● **Request**:
Give an exact copy of every line, leaving images out.

● **Stored rows**:
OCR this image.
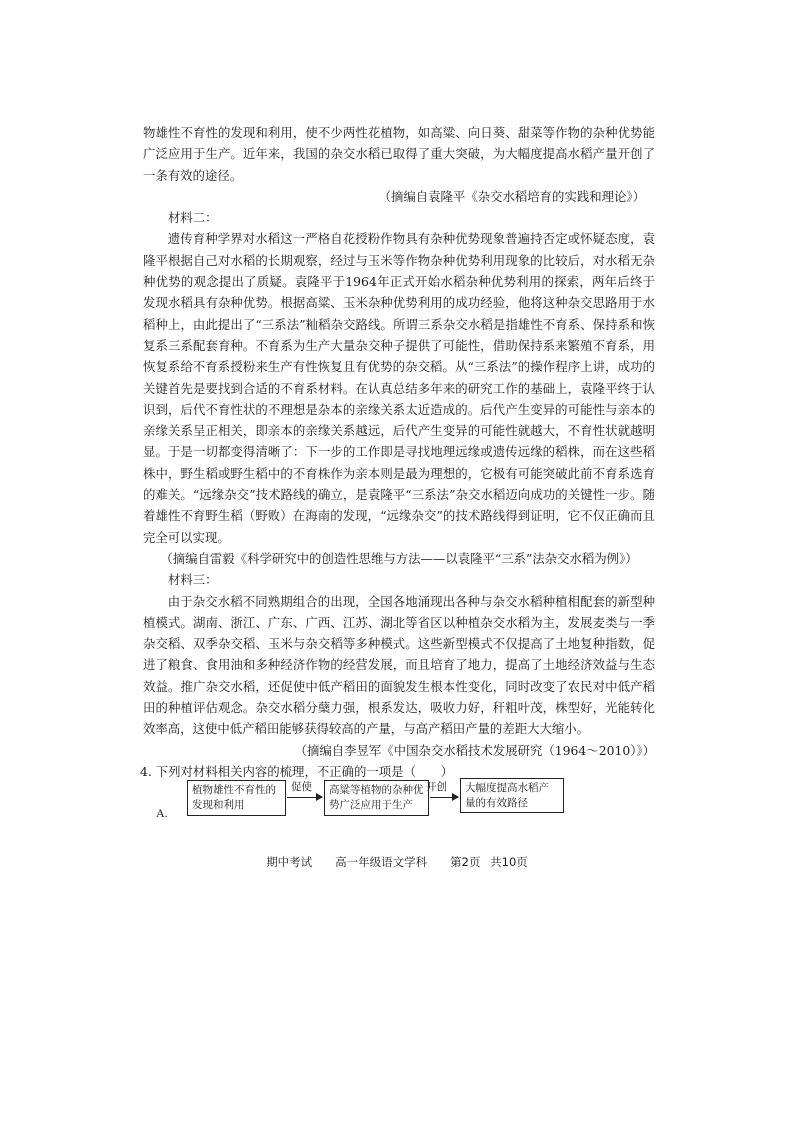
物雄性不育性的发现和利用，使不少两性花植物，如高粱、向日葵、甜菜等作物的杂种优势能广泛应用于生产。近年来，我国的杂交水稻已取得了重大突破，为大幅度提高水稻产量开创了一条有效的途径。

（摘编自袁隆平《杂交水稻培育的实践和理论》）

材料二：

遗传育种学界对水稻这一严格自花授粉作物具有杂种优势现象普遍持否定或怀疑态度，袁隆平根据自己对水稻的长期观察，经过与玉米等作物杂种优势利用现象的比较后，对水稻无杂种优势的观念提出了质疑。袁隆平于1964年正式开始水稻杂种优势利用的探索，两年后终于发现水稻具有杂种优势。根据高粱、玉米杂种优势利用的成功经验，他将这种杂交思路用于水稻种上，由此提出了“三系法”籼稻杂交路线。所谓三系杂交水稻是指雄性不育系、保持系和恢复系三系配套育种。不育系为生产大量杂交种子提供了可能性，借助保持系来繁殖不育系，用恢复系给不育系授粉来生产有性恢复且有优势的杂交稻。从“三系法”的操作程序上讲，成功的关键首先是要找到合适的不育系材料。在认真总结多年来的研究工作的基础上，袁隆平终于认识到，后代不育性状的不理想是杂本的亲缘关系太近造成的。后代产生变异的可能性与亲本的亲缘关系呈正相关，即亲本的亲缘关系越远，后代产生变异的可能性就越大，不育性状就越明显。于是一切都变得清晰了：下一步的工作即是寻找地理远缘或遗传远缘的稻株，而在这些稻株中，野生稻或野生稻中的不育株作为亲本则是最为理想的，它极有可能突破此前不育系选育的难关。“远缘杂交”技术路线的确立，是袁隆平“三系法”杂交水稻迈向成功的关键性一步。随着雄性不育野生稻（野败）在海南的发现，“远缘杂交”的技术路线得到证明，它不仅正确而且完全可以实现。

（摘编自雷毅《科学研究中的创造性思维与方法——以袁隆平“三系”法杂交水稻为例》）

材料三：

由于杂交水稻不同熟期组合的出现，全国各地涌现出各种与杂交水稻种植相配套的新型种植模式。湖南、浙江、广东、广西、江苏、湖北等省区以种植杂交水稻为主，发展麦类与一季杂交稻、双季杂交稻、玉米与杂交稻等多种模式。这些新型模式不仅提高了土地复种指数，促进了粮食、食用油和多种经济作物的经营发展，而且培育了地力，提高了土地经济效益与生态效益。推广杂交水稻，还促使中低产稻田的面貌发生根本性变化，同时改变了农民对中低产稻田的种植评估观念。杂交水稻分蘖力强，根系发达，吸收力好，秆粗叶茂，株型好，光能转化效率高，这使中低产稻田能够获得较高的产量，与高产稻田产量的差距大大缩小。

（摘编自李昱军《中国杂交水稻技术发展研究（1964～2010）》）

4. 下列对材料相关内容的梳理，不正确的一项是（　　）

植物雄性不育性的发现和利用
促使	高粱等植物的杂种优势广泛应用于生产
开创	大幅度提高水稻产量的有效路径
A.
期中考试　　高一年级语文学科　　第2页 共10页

● **Task solution**:
OCR this image.
物雄性不育性的发现和利用，使不少两性花植物，如高粱、向日葵、甜菜等作物的杂种优势能广泛应用于生产。近年来，我国的杂交水稻已取得了重大突破，为大幅度提高水稻产量开创了一条有效的途径。

（摘编自袁隆平《杂交水稻培育的实践和理论》）

材料二：

遗传育种学界对水稻这一严格自花授粉作物具有杂种优势现象普遍持否定或怀疑态度，袁隆平根据自己对水稻的长期观察，经过与玉米等作物杂种优势利用现象的比较后，对水稻无杂种优势的观念提出了质疑。袁隆平于1964年正式开始水稻杂种优势利用的探索，两年后终于发现水稻具有杂种优势。根据高粱、玉米杂种优势利用的成功经验，他将这种杂交思路用于水稻种上，由此提出了“三系法”籼稻杂交路线。所谓三系杂交水稻是指雄性不育系、保持系和恢复系三系配套育种。不育系为生产大量杂交种子提供了可能性，借助保持系来繁殖不育系，用恢复系给不育系授粉来生产有性恢复且有优势的杂交稻。从“三系法”的操作程序上讲，成功的关键首先是要找到合适的不育系材料。在认真总结多年来的研究工作的基础上，袁隆平终于认识到，后代不育性状的不理想是杂本的亲缘关系太近造成的。后代产生变异的可能性与亲本的亲缘关系呈正相关，即亲本的亲缘关系越远，后代产生变异的可能性就越大，不育性状就越明显。于是一切都变得清晰了：下一步的工作即是寻找地理远缘或遗传远缘的稻株，而在这些稻株中，野生稻或野生稻中的不育株作为亲本则是最为理想的，它极有可能突破此前不育系选育的难关。“远缘杂交”技术路线的确立，是袁隆平“三系法”杂交水稻迈向成功的关键性一步。随着雄性不育野生稻（野败）在海南的发现，“远缘杂交”的技术路线得到证明，它不仅正确而且完全可以实现。

（摘编自雷毅《科学研究中的创造性思维与方法——以袁隆平“三系”法杂交水稻为例》）

材料三：

由于杂交水稻不同熟期组合的出现，全国各地涌现出各种与杂交水稻种植相配套的新型种植模式。湖南、浙江、广东、广西、江苏、湖北等省区以种植杂交水稻为主，发展麦类与一季杂交稻、双季杂交稻、玉米与杂交稻等多种模式。这些新型模式不仅提高了土地复种指数，促进了粮食、食用油和多种经济作物的经营发展，而且培育了地力，提高了土地经济效益与生态效益。推广杂交水稻，还促使中低产稻田的面貌发生根本性变化，同时改变了农民对中低产稻田的种植评估观念。杂交水稻分蘖力强，根系发达，吸收力好，秆粗叶茂，株型好，光能转化效率高，这使中低产稻田能够获得较高的产量，与高产稻田产量的差距大大缩小。

（摘编自李昱军《中国杂交水稻技术发展研究（1964～2010）》）

4. 下列对材料相关内容的梳理，不正确的一项是（　　）

植物雄性不育性的发现和利用
促使	高粱等植物的杂种优势广泛应用于生产
开创	大幅度提高水稻产量的有效路径
A.
期中考试　　高一年级语文学科　　第2页 共10页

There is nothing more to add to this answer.